:: Task requirements ::
Pull out every line below that holds the word "title".

[Data entries for graphics]
---
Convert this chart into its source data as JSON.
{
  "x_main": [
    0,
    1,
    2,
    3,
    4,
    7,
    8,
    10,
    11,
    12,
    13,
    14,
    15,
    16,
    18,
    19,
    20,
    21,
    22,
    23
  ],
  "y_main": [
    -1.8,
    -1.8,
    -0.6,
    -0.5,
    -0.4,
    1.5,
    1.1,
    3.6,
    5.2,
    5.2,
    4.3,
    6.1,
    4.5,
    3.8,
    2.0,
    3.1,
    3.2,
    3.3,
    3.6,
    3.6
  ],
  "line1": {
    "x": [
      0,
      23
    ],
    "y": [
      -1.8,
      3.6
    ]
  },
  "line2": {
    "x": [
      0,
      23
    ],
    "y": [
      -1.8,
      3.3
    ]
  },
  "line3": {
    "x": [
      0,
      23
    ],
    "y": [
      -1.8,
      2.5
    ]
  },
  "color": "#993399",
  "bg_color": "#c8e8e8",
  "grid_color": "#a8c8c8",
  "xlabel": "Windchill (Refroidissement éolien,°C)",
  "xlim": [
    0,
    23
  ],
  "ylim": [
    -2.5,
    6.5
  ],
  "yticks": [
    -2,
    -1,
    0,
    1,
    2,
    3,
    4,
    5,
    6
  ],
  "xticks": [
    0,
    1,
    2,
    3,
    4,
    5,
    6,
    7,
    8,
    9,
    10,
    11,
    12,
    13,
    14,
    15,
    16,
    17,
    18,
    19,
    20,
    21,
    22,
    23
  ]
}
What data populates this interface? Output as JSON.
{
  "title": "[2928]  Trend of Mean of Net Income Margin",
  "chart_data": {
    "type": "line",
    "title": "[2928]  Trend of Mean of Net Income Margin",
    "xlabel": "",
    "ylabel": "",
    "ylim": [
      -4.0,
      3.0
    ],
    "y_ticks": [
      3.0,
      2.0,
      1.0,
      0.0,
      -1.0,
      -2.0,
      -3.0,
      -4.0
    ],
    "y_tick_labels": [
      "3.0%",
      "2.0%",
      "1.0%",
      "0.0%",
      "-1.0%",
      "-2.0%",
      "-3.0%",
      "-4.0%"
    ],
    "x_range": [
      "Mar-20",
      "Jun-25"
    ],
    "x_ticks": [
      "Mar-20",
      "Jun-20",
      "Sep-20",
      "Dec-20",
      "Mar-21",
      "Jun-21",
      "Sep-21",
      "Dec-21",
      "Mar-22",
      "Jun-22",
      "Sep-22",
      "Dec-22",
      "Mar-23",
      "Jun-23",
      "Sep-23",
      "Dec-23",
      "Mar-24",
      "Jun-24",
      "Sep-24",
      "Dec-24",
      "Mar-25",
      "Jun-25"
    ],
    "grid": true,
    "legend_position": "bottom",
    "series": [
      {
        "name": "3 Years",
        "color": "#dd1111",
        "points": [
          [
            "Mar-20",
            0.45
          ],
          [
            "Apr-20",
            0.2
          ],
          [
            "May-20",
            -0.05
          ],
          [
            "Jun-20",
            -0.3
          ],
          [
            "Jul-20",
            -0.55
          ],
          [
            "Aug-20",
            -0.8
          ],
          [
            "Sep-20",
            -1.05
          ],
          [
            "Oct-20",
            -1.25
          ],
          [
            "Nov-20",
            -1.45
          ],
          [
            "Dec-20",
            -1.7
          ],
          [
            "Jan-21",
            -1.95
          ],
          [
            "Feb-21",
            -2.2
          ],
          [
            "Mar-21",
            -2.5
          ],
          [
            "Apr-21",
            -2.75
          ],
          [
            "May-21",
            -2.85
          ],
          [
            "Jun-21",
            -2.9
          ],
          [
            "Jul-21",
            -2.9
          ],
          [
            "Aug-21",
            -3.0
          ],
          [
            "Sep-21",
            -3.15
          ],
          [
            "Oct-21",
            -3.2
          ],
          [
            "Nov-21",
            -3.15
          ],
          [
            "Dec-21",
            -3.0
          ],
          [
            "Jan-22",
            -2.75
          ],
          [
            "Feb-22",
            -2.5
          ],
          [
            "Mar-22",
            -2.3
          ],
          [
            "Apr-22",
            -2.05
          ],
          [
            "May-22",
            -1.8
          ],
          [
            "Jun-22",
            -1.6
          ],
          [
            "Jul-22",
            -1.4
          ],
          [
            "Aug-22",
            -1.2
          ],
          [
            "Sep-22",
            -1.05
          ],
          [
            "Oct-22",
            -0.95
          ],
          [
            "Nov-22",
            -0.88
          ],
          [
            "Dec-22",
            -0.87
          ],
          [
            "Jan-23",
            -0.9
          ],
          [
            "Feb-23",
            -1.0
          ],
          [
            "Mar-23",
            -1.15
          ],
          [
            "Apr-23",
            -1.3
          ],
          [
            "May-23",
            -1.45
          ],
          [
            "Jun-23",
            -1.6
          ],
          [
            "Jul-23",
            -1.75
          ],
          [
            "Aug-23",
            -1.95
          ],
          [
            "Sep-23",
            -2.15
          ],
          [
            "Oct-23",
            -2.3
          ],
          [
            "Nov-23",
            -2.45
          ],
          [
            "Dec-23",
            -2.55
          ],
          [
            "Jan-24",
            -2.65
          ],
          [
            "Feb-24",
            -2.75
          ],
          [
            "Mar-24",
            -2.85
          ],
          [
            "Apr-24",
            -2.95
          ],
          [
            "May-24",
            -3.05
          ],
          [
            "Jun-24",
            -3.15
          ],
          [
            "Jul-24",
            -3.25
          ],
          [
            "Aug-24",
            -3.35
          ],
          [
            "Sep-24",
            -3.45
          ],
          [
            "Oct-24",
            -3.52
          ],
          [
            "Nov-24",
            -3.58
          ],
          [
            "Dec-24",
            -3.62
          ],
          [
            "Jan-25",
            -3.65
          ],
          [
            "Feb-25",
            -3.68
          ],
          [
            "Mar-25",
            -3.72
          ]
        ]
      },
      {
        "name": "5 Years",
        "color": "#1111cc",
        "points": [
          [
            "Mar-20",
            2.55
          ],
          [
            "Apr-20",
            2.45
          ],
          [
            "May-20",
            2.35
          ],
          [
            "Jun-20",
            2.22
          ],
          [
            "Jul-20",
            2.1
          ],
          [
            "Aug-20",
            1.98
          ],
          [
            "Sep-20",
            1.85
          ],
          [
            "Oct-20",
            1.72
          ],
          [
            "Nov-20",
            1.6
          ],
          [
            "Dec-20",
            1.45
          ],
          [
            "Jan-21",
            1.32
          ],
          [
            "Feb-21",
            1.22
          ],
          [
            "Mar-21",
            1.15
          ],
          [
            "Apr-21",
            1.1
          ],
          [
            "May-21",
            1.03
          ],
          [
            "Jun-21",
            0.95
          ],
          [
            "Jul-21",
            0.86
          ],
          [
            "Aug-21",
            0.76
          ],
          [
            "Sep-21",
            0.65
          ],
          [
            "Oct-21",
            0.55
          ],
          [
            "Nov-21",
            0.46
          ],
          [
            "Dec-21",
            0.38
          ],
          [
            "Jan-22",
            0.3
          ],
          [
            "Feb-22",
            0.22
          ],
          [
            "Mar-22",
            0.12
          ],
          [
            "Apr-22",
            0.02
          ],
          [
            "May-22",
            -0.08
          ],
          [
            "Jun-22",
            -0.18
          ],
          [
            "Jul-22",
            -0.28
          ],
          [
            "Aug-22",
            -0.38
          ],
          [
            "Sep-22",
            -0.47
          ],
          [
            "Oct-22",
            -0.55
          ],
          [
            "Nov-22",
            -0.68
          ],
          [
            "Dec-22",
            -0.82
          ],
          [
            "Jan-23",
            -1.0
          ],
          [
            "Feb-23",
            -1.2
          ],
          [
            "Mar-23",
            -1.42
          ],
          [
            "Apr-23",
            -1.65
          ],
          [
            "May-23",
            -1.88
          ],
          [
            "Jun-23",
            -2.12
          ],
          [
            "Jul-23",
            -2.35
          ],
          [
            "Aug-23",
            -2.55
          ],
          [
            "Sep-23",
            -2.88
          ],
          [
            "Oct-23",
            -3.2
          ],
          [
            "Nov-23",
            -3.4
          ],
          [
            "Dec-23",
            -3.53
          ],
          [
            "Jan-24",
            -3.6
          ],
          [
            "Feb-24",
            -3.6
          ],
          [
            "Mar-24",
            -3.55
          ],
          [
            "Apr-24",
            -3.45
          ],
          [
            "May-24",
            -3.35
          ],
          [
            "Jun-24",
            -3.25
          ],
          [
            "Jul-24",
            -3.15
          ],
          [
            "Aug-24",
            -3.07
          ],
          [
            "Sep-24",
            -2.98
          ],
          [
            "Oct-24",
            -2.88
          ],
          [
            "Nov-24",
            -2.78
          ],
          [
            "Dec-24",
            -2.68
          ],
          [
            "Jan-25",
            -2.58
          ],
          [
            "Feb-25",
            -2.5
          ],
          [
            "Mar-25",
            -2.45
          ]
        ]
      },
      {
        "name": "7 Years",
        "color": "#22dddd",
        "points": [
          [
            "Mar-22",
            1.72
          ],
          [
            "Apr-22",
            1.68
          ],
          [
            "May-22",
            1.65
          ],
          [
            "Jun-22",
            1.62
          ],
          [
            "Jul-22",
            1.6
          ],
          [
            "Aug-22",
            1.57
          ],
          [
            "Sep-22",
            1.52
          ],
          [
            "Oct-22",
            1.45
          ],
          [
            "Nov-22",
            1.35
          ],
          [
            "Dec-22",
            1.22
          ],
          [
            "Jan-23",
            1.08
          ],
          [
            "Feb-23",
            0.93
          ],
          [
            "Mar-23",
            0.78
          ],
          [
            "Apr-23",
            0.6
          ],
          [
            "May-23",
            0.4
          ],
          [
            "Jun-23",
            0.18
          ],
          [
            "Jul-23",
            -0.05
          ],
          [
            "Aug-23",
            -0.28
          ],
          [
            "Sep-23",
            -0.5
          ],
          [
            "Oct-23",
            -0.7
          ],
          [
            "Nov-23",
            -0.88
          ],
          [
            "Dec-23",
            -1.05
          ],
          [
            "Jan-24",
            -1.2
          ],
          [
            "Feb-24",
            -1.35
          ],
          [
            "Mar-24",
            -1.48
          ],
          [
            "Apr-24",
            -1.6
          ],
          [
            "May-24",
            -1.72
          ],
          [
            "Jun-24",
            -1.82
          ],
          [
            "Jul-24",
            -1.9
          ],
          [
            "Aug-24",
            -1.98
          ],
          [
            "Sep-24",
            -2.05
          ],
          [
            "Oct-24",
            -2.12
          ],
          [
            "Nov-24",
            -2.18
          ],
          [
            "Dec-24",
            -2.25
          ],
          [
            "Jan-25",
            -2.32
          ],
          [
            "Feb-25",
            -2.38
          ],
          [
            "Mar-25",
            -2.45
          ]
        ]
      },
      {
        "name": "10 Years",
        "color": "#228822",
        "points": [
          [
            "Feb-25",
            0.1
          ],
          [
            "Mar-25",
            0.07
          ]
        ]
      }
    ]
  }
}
---
:: Solution for this exercise ::
  "title": "[2928]  Trend of Mean of Net Income Margin",
    "title": "[2928]  Trend of Mean of Net Income Margin",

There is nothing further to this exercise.